WHAT IS BEING ASKED:
Set down all of the data exactly as it appears.

STORED ROWS:
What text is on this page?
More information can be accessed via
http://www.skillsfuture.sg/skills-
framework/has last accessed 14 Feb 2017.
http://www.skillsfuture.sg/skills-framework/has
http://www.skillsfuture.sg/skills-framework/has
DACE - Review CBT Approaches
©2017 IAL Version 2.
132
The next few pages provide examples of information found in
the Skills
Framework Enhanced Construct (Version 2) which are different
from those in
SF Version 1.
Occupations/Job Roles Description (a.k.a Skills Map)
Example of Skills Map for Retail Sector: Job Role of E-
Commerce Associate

EXERCISE SOLUTION:
What text is on this page?
More information can be accessed via
http://www.skillsfuture.sg/skills-
framework/has last accessed 14 Feb 2017.
http://www.skillsfuture.sg/skills-framework/has
http://www.skillsfuture.sg/skills-framework/has
DACE - Review CBT Approaches
©2017 IAL Version 2.
132
The next few pages provide examples of information found in
the Skills
Framework Enhanced Construct (Version 2) which are different
from those in
SF Version 1.
Occupations/Job Roles Description (a.k.a Skills Map)
Example of Skills Map for Retail Sector: Job Role of E-
Commerce Associate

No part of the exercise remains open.